◆ **SHORT TASK**
Render the lines from the one holding "light-band-right-curve [911,267,1069,1132]" through the one holding "dimension-R [241,758,253,1174]", inclusive, as a Markdown table with columns "Row" and "Line", leaving out any blank lines.

################

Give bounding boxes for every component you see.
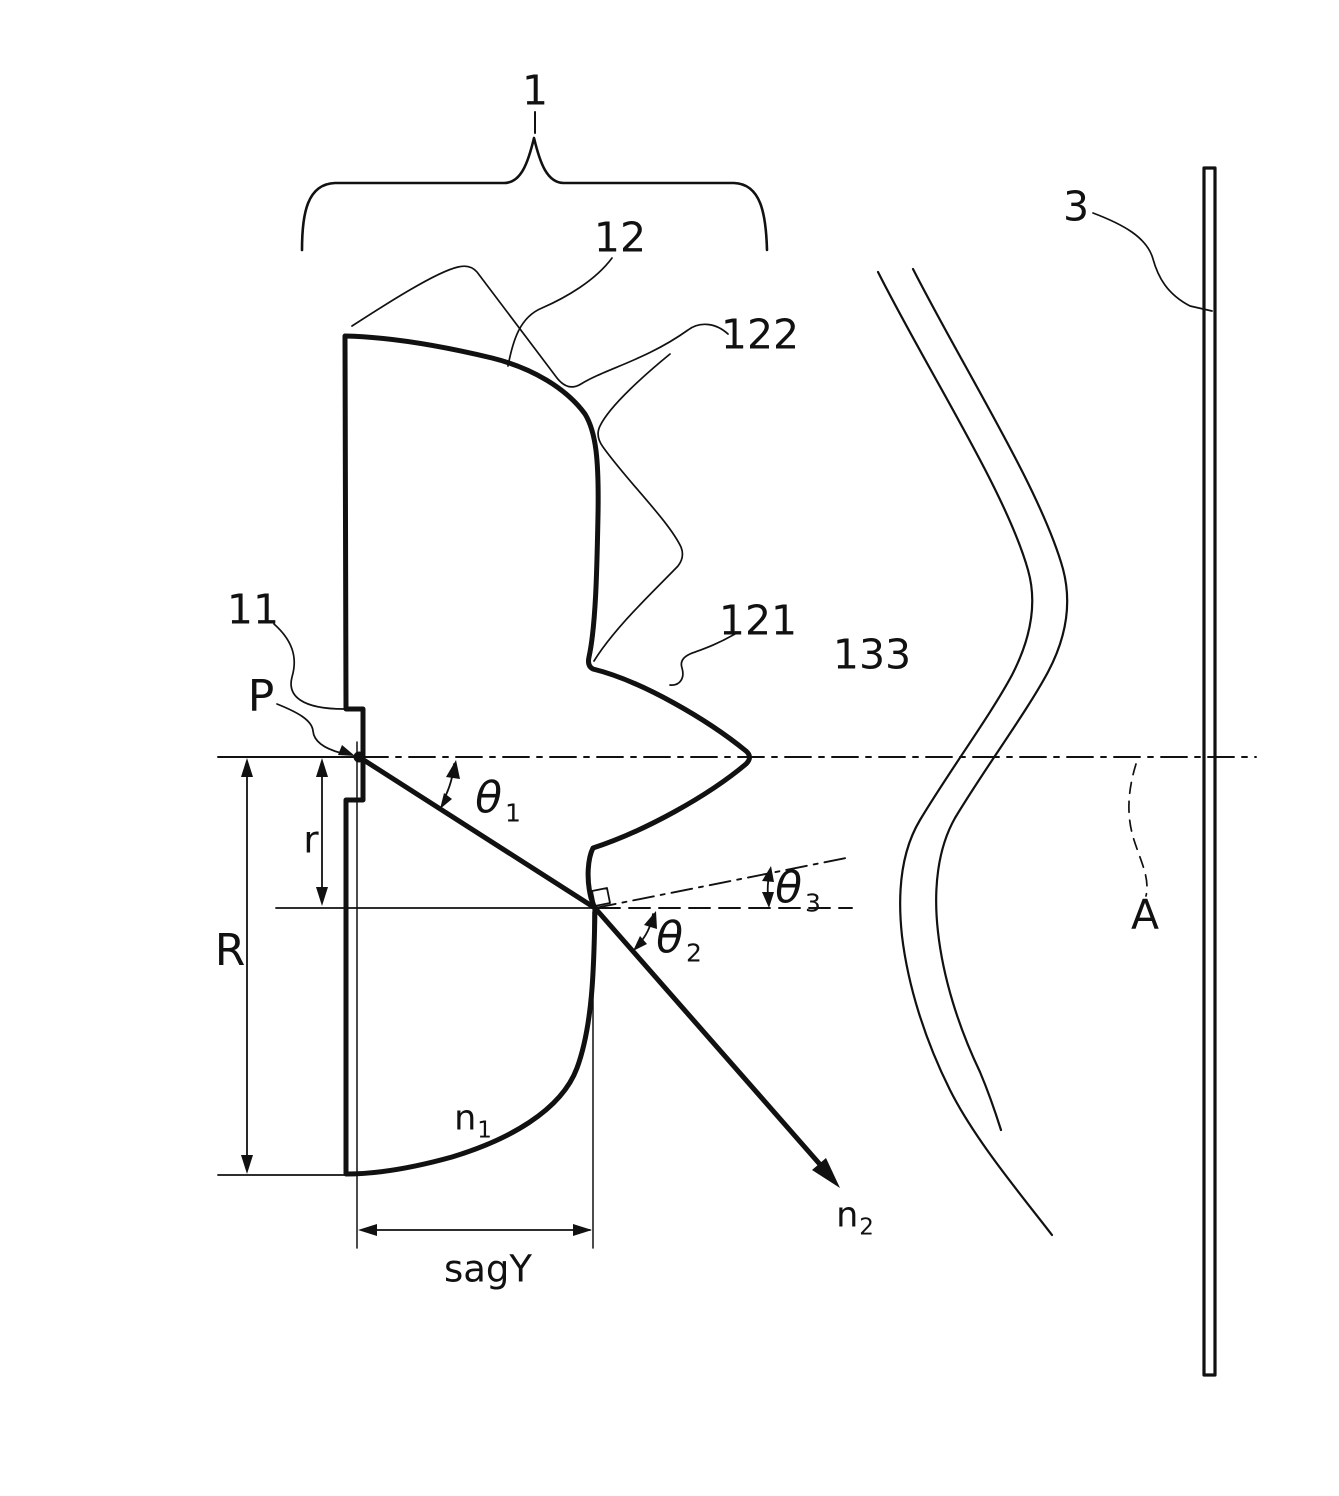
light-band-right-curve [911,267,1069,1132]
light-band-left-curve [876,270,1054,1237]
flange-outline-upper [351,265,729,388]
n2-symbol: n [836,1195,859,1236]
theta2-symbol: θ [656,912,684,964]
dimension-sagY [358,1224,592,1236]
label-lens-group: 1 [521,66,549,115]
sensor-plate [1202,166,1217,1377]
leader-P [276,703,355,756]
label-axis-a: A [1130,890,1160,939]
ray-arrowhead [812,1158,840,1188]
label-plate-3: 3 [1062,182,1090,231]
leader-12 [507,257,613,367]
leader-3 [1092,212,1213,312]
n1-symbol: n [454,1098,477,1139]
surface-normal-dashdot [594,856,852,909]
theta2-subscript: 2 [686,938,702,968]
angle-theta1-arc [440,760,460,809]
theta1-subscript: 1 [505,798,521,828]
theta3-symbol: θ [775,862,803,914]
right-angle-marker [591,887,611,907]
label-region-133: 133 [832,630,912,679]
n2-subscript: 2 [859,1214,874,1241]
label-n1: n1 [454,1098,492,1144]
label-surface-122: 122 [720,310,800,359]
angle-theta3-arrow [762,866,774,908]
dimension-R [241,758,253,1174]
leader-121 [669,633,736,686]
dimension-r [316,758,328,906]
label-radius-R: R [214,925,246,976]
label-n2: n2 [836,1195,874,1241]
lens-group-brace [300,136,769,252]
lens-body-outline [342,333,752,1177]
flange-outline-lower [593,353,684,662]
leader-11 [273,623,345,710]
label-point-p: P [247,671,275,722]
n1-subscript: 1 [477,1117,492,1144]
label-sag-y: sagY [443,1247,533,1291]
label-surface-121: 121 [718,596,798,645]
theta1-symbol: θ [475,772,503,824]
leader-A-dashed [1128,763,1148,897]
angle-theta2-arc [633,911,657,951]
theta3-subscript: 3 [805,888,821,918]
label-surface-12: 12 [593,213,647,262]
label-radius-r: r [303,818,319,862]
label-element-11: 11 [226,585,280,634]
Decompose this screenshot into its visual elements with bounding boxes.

################

◆ **RESULT OF THIS TASK**
| Row | Line |
|---|---|
| 1 | light-band-right-curve [911,267,1069,1132] |
| 2 | light-band-left-curve [876,270,1054,1237] |
| 3 | flange-outline-upper [351,265,729,388] |
| 4 | n2-symbol: n [836,1195,859,1236] |
| 5 | theta2-symbol: θ [656,912,684,964] |
| 6 | dimension-sagY [358,1224,592,1236] |
| 7 | label-lens-group: 1 [521,66,549,115] |
| 8 | sensor-plate [1202,166,1217,1377] |
| 9 | leader-P [276,703,355,756] |
| 10 | label-axis-a: A [1130,890,1160,939] |
| 11 | ray-arrowhead [812,1158,840,1188] |
| 12 | label-plate-3: 3 [1062,182,1090,231] |
| 13 | leader-12 [507,257,613,367] |
| 14 | leader-3 [1092,212,1213,312] |
| 15 | n1-symbol: n [454,1098,477,1139] |
| 16 | surface-normal-dashdot [594,856,852,909] |
| 17 | theta2-subscript: 2 [686,938,702,968] |
| 18 | angle-theta1-arc [440,760,460,809] |
| 19 | theta1-subscript: 1 [505,798,521,828] |
| 20 | theta3-symbol: θ [775,862,803,914] |
| 21 | right-angle-marker [591,887,611,907] |
| 22 | label-region-133: 133 [832,630,912,679] |
| 23 | n2-subscript: 2 [859,1214,874,1241] |
| 24 | label-n1: n1 [454,1098,492,1144] |
| 25 | label-surface-122: 122 [720,310,800,359] |
| 26 | angle-theta3-arrow [762,866,774,908] |
| 27 | dimension-R [241,758,253,1174] |